--- start of RECORDED INFORMATION ---
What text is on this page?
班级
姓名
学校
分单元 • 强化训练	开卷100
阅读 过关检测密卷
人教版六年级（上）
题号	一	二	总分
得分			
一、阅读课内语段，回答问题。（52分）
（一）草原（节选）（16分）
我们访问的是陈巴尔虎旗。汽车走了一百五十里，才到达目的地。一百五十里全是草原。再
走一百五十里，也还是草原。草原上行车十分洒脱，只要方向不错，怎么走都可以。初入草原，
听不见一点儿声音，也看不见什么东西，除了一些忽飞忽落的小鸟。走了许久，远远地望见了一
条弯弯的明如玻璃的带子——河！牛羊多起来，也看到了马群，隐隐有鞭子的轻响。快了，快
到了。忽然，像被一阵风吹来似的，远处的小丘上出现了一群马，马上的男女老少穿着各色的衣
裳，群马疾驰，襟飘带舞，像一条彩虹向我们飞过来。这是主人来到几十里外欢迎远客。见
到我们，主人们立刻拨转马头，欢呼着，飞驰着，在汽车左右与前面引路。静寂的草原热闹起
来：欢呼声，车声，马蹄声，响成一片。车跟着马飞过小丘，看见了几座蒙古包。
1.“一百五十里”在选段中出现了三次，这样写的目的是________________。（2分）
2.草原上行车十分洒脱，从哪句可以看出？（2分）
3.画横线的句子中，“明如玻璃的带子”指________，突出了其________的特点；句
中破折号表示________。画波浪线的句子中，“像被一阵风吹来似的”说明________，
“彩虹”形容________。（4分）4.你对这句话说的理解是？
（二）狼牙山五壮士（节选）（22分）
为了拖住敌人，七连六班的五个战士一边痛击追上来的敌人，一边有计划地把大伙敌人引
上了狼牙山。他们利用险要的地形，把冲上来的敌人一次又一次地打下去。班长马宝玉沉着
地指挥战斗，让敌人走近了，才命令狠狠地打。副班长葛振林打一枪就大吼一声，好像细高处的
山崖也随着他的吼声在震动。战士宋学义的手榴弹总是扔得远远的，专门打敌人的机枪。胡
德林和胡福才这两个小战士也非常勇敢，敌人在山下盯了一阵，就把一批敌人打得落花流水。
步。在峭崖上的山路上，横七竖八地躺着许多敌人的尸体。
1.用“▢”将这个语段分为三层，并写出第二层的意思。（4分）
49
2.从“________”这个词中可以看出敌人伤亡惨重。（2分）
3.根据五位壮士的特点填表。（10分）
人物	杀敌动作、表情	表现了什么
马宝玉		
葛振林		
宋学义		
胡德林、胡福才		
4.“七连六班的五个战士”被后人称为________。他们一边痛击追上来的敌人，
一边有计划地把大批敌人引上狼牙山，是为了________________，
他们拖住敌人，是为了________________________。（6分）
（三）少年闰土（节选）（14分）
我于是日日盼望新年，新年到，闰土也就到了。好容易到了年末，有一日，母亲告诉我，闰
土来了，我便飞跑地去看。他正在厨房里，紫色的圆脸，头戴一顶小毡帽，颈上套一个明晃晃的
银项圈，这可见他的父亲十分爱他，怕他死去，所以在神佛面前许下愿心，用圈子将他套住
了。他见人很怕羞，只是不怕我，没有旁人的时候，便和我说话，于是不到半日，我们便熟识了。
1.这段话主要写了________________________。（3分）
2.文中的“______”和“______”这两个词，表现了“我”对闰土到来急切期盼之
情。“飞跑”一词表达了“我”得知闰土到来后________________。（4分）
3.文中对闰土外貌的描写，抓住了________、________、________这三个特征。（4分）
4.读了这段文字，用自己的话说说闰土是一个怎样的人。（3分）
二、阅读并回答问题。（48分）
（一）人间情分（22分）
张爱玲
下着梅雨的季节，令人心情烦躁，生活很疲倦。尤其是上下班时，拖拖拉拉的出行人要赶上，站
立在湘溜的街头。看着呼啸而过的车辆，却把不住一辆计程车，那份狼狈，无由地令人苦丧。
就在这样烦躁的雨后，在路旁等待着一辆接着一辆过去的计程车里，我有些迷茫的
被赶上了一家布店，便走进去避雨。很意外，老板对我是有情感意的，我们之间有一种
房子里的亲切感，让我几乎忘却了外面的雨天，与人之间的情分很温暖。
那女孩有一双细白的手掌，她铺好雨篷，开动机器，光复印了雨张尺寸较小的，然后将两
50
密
--- end of RECORDED INFORMATION ---
* EXERCISE AIM: Please return the data above exactly as given.

* RESULT FOR THIS EXERCISE:
What text is on this page?
班级
姓名
学校
分单元 • 强化训练	开卷100
阅读 过关检测密卷
人教版六年级（上）
题号	一	二	总分
得分			
一、阅读课内语段，回答问题。（52分）
（一）草原（节选）（16分）
我们访问的是陈巴尔虎旗。汽车走了一百五十里，才到达目的地。一百五十里全是草原。再
走一百五十里，也还是草原。草原上行车十分洒脱，只要方向不错，怎么走都可以。初入草原，
听不见一点儿声音，也看不见什么东西，除了一些忽飞忽落的小鸟。走了许久，远远地望见了一
条弯弯的明如玻璃的带子——河！牛羊多起来，也看到了马群，隐隐有鞭子的轻响。快了，快
到了。忽然，像被一阵风吹来似的，远处的小丘上出现了一群马，马上的男女老少穿着各色的衣
裳，群马疾驰，襟飘带舞，像一条彩虹向我们飞过来。这是主人来到几十里外欢迎远客。见
到我们，主人们立刻拨转马头，欢呼着，飞驰着，在汽车左右与前面引路。静寂的草原热闹起
来：欢呼声，车声，马蹄声，响成一片。车跟着马飞过小丘，看见了几座蒙古包。
1.“一百五十里”在选段中出现了三次，这样写的目的是________________。（2分）
2.草原上行车十分洒脱，从哪句可以看出？（2分）
3.画横线的句子中，“明如玻璃的带子”指________，突出了其________的特点；句
中破折号表示________。画波浪线的句子中，“像被一阵风吹来似的”说明________，
“彩虹”形容________。（4分）4.你对这句话说的理解是？
（二）狼牙山五壮士（节选）（22分）
为了拖住敌人，七连六班的五个战士一边痛击追上来的敌人，一边有计划地把大伙敌人引
上了狼牙山。他们利用险要的地形，把冲上来的敌人一次又一次地打下去。班长马宝玉沉着
地指挥战斗，让敌人走近了，才命令狠狠地打。副班长葛振林打一枪就大吼一声，好像细高处的
山崖也随着他的吼声在震动。战士宋学义的手榴弹总是扔得远远的，专门打敌人的机枪。胡
德林和胡福才这两个小战士也非常勇敢，敌人在山下盯了一阵，就把一批敌人打得落花流水。
步。在峭崖上的山路上，横七竖八地躺着许多敌人的尸体。
1.用“▢”将这个语段分为三层，并写出第二层的意思。（4分）
49
2.从“________”这个词中可以看出敌人伤亡惨重。（2分）
3.根据五位壮士的特点填表。（10分）
人物	杀敌动作、表情	表现了什么
马宝玉		
葛振林		
宋学义		
胡德林、胡福才		
4.“七连六班的五个战士”被后人称为________。他们一边痛击追上来的敌人，
一边有计划地把大批敌人引上狼牙山，是为了________________，
他们拖住敌人，是为了________________________。（6分）
（三）少年闰土（节选）（14分）
我于是日日盼望新年，新年到，闰土也就到了。好容易到了年末，有一日，母亲告诉我，闰
土来了，我便飞跑地去看。他正在厨房里，紫色的圆脸，头戴一顶小毡帽，颈上套一个明晃晃的
银项圈，这可见他的父亲十分爱他，怕他死去，所以在神佛面前许下愿心，用圈子将他套住
了。他见人很怕羞，只是不怕我，没有旁人的时候，便和我说话，于是不到半日，我们便熟识了。
1.这段话主要写了________________________。（3分）
2.文中的“______”和“______”这两个词，表现了“我”对闰土到来急切期盼之
情。“飞跑”一词表达了“我”得知闰土到来后________________。（4分）
3.文中对闰土外貌的描写，抓住了________、________、________这三个特征。（4分）
4.读了这段文字，用自己的话说说闰土是一个怎样的人。（3分）
二、阅读并回答问题。（48分）
（一）人间情分（22分）
张爱玲
下着梅雨的季节，令人心情烦躁，生活很疲倦。尤其是上下班时，拖拖拉拉的出行人要赶上，站
立在湘溜的街头。看着呼啸而过的车辆，却把不住一辆计程车，那份狼狈，无由地令人苦丧。
就在这样烦躁的雨后，在路旁等待着一辆接着一辆过去的计程车里，我有些迷茫的
被赶上了一家布店，便走进去避雨。很意外，老板对我是有情感意的，我们之间有一种
房子里的亲切感，让我几乎忘却了外面的雨天，与人之间的情分很温暖。
那女孩有一双细白的手掌，她铺好雨篷，开动机器，光复印了雨张尺寸较小的，然后将两
50
密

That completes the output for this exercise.